[Dataset rows]
****
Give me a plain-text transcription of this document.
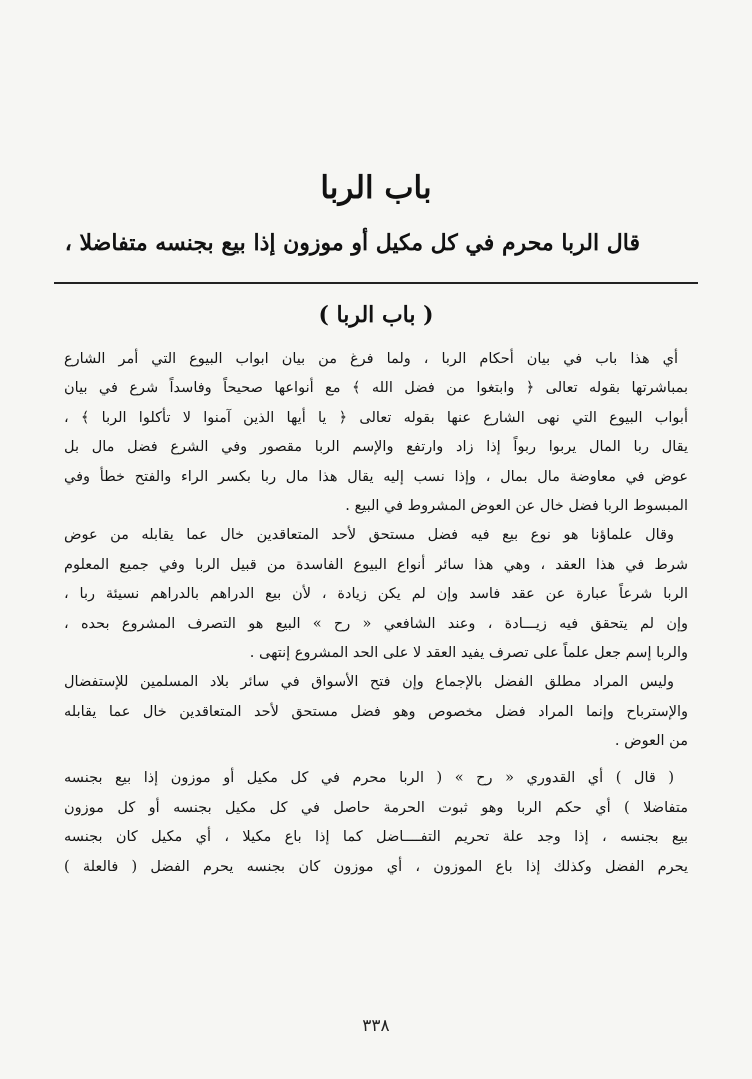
باب الربا
قال الربا محرم في كل مكيل أو موزون إذا بيع بجنسه متفاضلا ،
( باب الربا )
أي هذا باب في بيان أحكام الربا ، ولما فرغ من بيان ابواب البيوع التي أمر الشارع
بمباشرتها بقوله تعالى ﴿ وابتغوا من فضل الله ﴾ مع أنواعها صحيحاً وفاسداً شرع في بيان
أبواب البيوع التي نهى الشارع عنها بقوله تعالى ﴿ يا أيها الذين آمنوا لا تأكلوا الربا ﴾ ،
يقال ربا المال يربوا ربواً إذا زاد وارتفع والإسم الربا مقصور وفي الشرع فضل مال بل
عوض في معاوضة مال بمال ، وإذا نسب إليه يقال هذا مال ربا بكسر الراء والفتح خطأ وفي
المبسوط الربا فضل خال عن العوض المشروط في البيع .
وقال علماؤنا هو نوع بيع فيه فضل مستحق لأحد المتعاقدين خال عما يقابله من عوض
شرط في هذا العقد ، وهي هذا سائر أنواع البيوع الفاسدة من قبيل الربا وفي جميع المعلوم
الربا شرعاً عبارة عن عقد فاسد وإن لم يكن زيادة ، لأن بيع الدراهم بالدراهم نسيئة ربا ،
وإن لم يتحقق فيه زيـــادة ، وعند الشافعي « رح » البيع هو التصرف المشروع بحده ،
والربا إسم جعل علماً على تصرف يفيد العقد لا على الحد المشروع إنتهى .
وليس المراد مطلق الفضل بالإجماع وإن فتح الأسواق في سائر بلاد المسلمين للإستفضال
والإسترباح وإنما المراد فضل مخصوص وهو فضل مستحق لأحد المتعاقدين خال عما يقابله
من العوض .
( قال ) أي القدوري « رح » ( الربا محرم في كل مكيل أو موزون إذا بيع بجنسه
متفاضلا ) أي حكم الربا وهو ثبوت الحرمة حاصل في كل مكيل بجنسه أو كل موزون
بيع بجنسه ، إذا وجد علة تحريم التفــــاضل كما إذا باع مكيلا ، أي مكيل كان بجنسه
يحرم الفضل وكذلك إذا باع الموزون ، أي موزون كان بجنسه يحرم الفضل ( فالعلة )
٣٣٨
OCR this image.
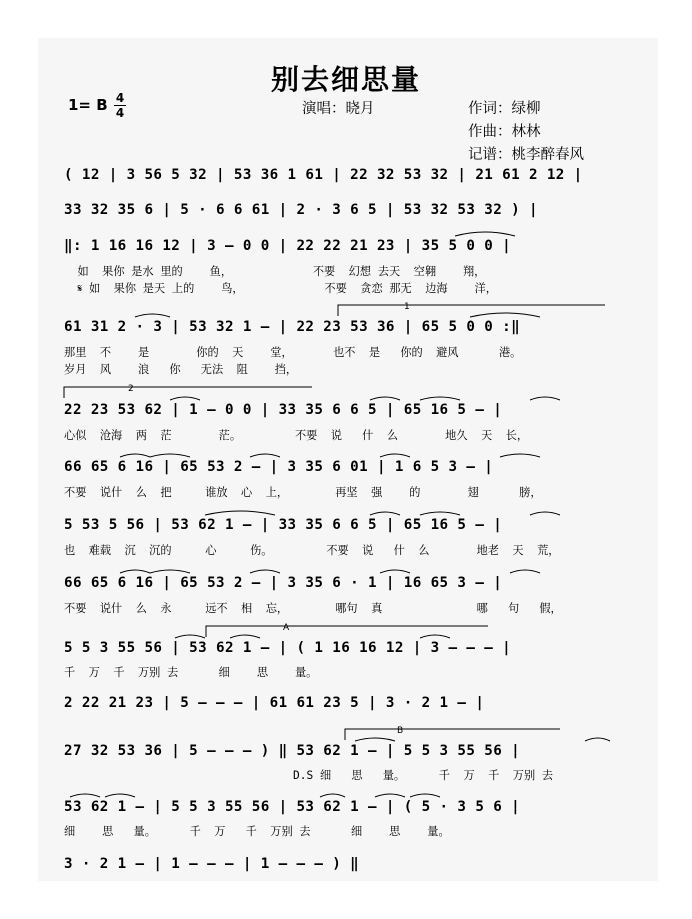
别去细思量
1= B 4
4	演唱：晓月	作词：绿柳
作曲：林林
记谱：桃李醉春风
( 12 | 3 56 5 32 | 53 36 1 61 | 22 32 53 32 | 21 61 2 12 |
33 32 35 6 | 5 · 6 6 61 | 2 · 3 6 5 | 53 32 53 32 ) |
‖: 1 16 16 12 | 3 – 0 0 | 22 22 21 23 | 35 5 0 0 |
如  果你 是水 里的    鱼，            不要  幻想 去天  空翱    翔，
𝄋 如  果你 是天 上的    鸟，            不要  贪恋 那无  边海    洋，
61 31 2 · 3 | 53 32 1 – | 22 23 53 36 | 65 5 0 0 :‖
那里  不    是       你的  天    堂，      也不  是   你的  避风      港。
岁月  风    浪   你   无法  阻    挡，
22 23 53 62 | 1 – 0 0 | 33 35 6 6 5 | 65 16 5 – |
心似  沧海  两  茫       茫。        不要  说   什  么       地久  天  长，
66 65 6 16 | 65 53 2 – | 3 35 6 01 | 1 6 5 3 – |
不要  说什  么  把     谁放  心  上，       再坚  强    的       翅      膀，
5 53 5 56 | 53 62 1 – | 33 35 6 6 5 | 65 16 5 – |
也  难载  沉  沉的     心     伤。        不要  说   什  么       地老  天  荒，
66 65 6 16 | 65 53 2 – | 3 35 6 · 1 | 16 65 3 – |
不要  说什  么  永     远不  相  忘，       哪句  真              哪   句   假，
5 5 3 55 56 | 53 62 1 – | ( 1 16 16 12 | 3 – – – |
千  万  千  万别 去      细    思    量。
2 22 21 23 | 5 – – – | 61 61 23 5 | 3 · 2 1 – |
27 32 53 36 | 5 – – – ) ‖ 53 62 1 – | 5 5 3 55 56 |
D.S 细   思   量。     千  万  千  万别 去
53 62 1 – | 5 5 3 55 56 | 53 62 1 – | ( 5 · 3 5 6 |
细    思   量。     千  万   千  万别 去      细    思    量。
3 · 2 1 – | 1 – – – | 1 – – – ) ‖
1
2
A
B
****
Transcribe every entry above exactly. Omit all pictures.

Give me a plain-text transcription of this document.
باب الربا
قال الربا محرم في كل مكيل أو موزون إذا بيع بجنسه متفاضلا ،
( باب الربا )
أي هذا باب في بيان أحكام الربا ، ولما فرغ من بيان ابواب البيوع التي أمر الشارع
بمباشرتها بقوله تعالى ﴿ وابتغوا من فضل الله ﴾ مع أنواعها صحيحاً وفاسداً شرع في بيان
أبواب البيوع التي نهى الشارع عنها بقوله تعالى ﴿ يا أيها الذين آمنوا لا تأكلوا الربا ﴾ ،
يقال ربا المال يربوا ربواً إذا زاد وارتفع والإسم الربا مقصور وفي الشرع فضل مال بل
عوض في معاوضة مال بمال ، وإذا نسب إليه يقال هذا مال ربا بكسر الراء والفتح خطأ وفي
المبسوط الربا فضل خال عن العوض المشروط في البيع .
وقال علماؤنا هو نوع بيع فيه فضل مستحق لأحد المتعاقدين خال عما يقابله من عوض
شرط في هذا العقد ، وهي هذا سائر أنواع البيوع الفاسدة من قبيل الربا وفي جميع المعلوم
الربا شرعاً عبارة عن عقد فاسد وإن لم يكن زيادة ، لأن بيع الدراهم بالدراهم نسيئة ربا ،
وإن لم يتحقق فيه زيـــادة ، وعند الشافعي « رح » البيع هو التصرف المشروع بحده ،
والربا إسم جعل علماً على تصرف يفيد العقد لا على الحد المشروع إنتهى .
وليس المراد مطلق الفضل بالإجماع وإن فتح الأسواق في سائر بلاد المسلمين للإستفضال
والإسترباح وإنما المراد فضل مخصوص وهو فضل مستحق لأحد المتعاقدين خال عما يقابله
من العوض .
( قال ) أي القدوري « رح » ( الربا محرم في كل مكيل أو موزون إذا بيع بجنسه
متفاضلا ) أي حكم الربا وهو ثبوت الحرمة حاصل في كل مكيل بجنسه أو كل موزون
بيع بجنسه ، إذا وجد علة تحريم التفــــاضل كما إذا باع مكيلا ، أي مكيل كان بجنسه
يحرم الفضل وكذلك إذا باع الموزون ، أي موزون كان بجنسه يحرم الفضل ( فالعلة )
٣٣٨
OCR this image.
别去细思量
1= B 4
4	演唱：晓月	作词：绿柳
作曲：林林
记谱：桃李醉春风
( 12 | 3 56 5 32 | 53 36 1 61 | 22 32 53 32 | 21 61 2 12 |
33 32 35 6 | 5 · 6 6 61 | 2 · 3 6 5 | 53 32 53 32 ) |
‖: 1 16 16 12 | 3 – 0 0 | 22 22 21 23 | 35 5 0 0 |
如  果你 是水 里的    鱼，            不要  幻想 去天  空翱    翔，
𝄋 如  果你 是天 上的    鸟，            不要  贪恋 那无  边海    洋，
61 31 2 · 3 | 53 32 1 – | 22 23 53 36 | 65 5 0 0 :‖
那里  不    是       你的  天    堂，      也不  是   你的  避风      港。
岁月  风    浪   你   无法  阻    挡，
22 23 53 62 | 1 – 0 0 | 33 35 6 6 5 | 65 16 5 – |
心似  沧海  两  茫       茫。        不要  说   什  么       地久  天  长，
66 65 6 16 | 65 53 2 – | 3 35 6 01 | 1 6 5 3 – |
不要  说什  么  把     谁放  心  上，       再坚  强    的       翅      膀，
5 53 5 56 | 53 62 1 – | 33 35 6 6 5 | 65 16 5 – |
也  难载  沉  沉的     心     伤。        不要  说   什  么       地老  天  荒，
66 65 6 16 | 65 53 2 – | 3 35 6 · 1 | 16 65 3 – |
不要  说什  么  永     远不  相  忘，       哪句  真              哪   句   假，
5 5 3 55 56 | 53 62 1 – | ( 1 16 16 12 | 3 – – – |
千  万  千  万别 去      细    思    量。
2 22 21 23 | 5 – – – | 61 61 23 5 | 3 · 2 1 – |
27 32 53 36 | 5 – – – ) ‖ 53 62 1 – | 5 5 3 55 56 |
D.S 细   思   量。     千  万  千  万别 去
53 62 1 – | 5 5 3 55 56 | 53 62 1 – | ( 5 · 3 5 6 |
细    思   量。     千  万   千  万别 去      细    思    量。
3 · 2 1 – | 1 – – – | 1 – – – ) ‖
1
2
A
B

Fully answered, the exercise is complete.